Provided entries -
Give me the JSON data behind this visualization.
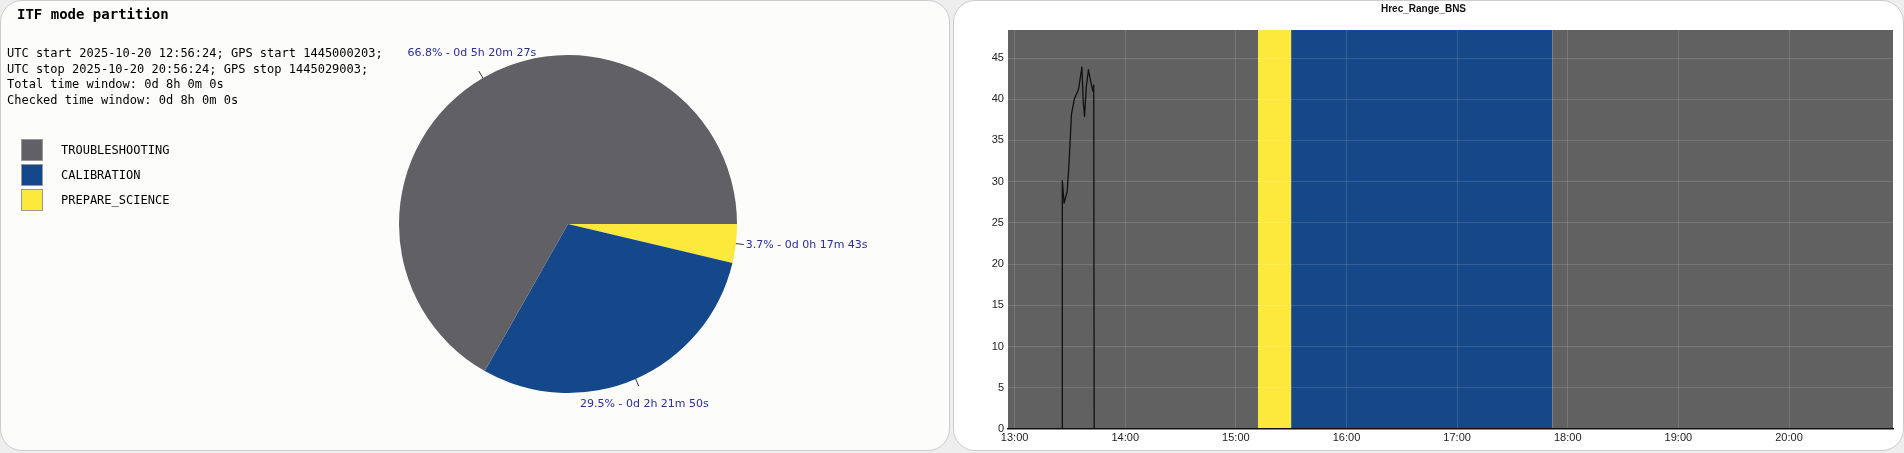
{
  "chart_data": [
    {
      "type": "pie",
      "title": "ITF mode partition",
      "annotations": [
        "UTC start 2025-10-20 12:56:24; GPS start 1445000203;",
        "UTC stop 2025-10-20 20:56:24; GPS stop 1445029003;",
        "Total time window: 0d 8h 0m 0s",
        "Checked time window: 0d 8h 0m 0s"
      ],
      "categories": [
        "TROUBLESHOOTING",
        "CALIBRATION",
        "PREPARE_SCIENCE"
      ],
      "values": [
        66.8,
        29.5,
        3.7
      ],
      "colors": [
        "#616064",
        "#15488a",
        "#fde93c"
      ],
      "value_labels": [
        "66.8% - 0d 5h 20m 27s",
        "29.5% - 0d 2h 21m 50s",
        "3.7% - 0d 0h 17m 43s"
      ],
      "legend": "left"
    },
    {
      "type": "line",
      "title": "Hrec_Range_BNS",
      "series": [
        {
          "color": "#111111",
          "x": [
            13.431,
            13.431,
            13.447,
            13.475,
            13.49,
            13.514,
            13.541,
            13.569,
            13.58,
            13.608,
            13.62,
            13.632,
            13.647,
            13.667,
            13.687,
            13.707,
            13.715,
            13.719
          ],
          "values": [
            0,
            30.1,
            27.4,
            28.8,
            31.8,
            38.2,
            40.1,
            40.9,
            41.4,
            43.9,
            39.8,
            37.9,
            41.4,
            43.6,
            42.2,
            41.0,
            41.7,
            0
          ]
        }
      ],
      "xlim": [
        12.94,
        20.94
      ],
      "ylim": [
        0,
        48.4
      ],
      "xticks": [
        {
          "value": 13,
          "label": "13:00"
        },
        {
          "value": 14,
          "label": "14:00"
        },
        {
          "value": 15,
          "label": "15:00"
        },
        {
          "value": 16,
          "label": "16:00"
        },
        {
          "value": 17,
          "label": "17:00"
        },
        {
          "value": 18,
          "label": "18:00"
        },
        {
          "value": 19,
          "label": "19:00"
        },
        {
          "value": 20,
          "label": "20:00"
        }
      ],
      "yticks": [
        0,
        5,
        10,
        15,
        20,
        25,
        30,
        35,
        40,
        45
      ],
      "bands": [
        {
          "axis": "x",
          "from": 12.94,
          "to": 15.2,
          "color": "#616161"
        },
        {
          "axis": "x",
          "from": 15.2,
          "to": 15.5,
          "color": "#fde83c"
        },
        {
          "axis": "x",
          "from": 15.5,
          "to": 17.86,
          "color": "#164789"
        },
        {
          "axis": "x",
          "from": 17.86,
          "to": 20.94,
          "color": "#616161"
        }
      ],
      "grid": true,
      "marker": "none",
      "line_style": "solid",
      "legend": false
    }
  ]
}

---

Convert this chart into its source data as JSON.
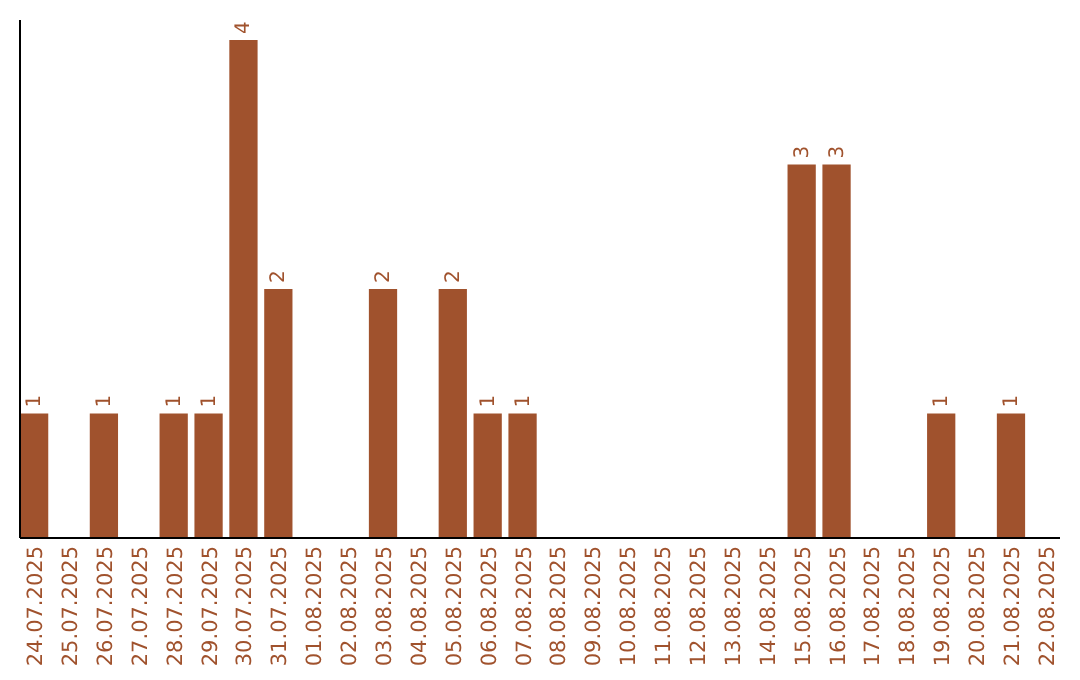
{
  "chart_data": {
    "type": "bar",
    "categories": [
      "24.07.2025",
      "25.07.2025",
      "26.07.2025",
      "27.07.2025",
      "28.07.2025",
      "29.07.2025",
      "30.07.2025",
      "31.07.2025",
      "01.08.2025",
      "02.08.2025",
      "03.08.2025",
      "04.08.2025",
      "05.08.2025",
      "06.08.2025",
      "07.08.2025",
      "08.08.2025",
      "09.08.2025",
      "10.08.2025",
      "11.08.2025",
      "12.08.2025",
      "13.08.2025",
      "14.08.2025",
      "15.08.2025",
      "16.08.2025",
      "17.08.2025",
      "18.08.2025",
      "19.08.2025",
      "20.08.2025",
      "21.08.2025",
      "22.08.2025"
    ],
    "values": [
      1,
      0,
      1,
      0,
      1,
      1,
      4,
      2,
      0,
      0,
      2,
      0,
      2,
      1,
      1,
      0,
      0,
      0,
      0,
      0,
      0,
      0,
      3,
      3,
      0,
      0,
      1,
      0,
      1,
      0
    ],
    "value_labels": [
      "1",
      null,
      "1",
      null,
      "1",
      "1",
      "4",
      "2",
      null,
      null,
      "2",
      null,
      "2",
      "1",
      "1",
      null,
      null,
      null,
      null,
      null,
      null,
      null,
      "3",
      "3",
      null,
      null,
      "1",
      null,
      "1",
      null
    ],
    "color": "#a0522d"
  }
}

--

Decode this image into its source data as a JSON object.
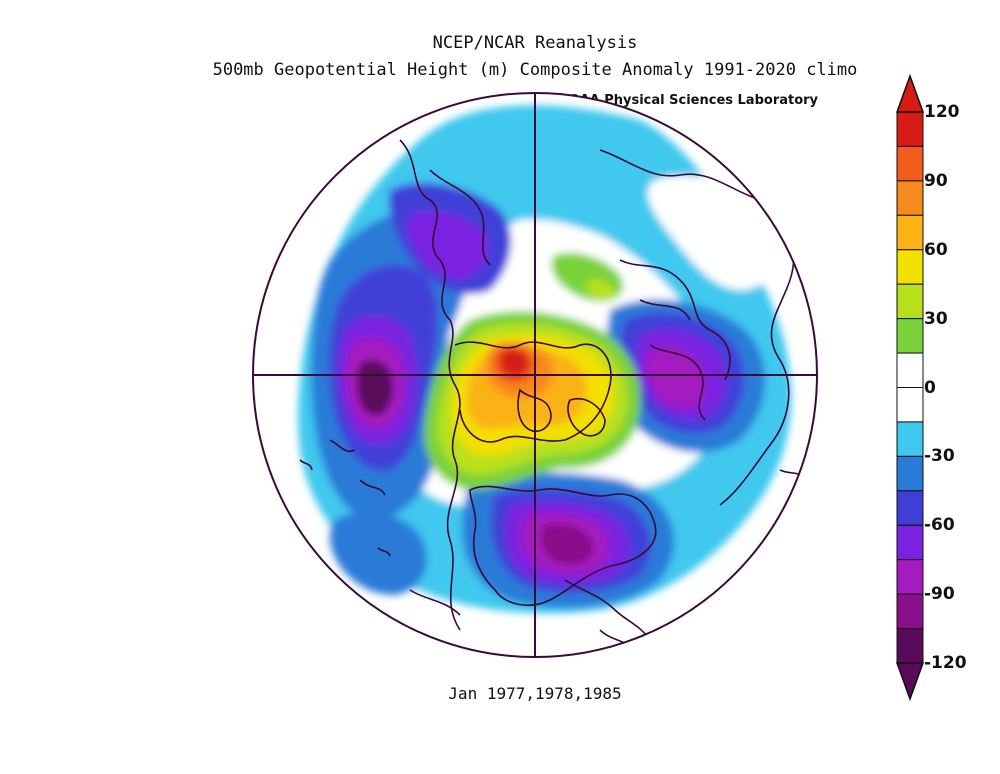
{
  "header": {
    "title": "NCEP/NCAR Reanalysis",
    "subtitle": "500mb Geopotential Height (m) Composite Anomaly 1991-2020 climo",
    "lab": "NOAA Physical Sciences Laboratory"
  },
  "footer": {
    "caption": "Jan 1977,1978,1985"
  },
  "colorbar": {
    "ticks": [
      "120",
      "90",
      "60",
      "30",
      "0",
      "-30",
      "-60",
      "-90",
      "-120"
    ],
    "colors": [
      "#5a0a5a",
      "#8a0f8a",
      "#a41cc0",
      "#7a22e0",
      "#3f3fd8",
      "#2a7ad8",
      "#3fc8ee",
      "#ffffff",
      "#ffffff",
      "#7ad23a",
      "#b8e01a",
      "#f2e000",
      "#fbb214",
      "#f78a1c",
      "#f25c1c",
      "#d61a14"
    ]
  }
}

Exercise aim - Locate the lines above that hold the word "into". Show every one of them.

Solution for this problem -
Convert this chart into its source data as JSON.
Decode this image into its source data as a JSON object.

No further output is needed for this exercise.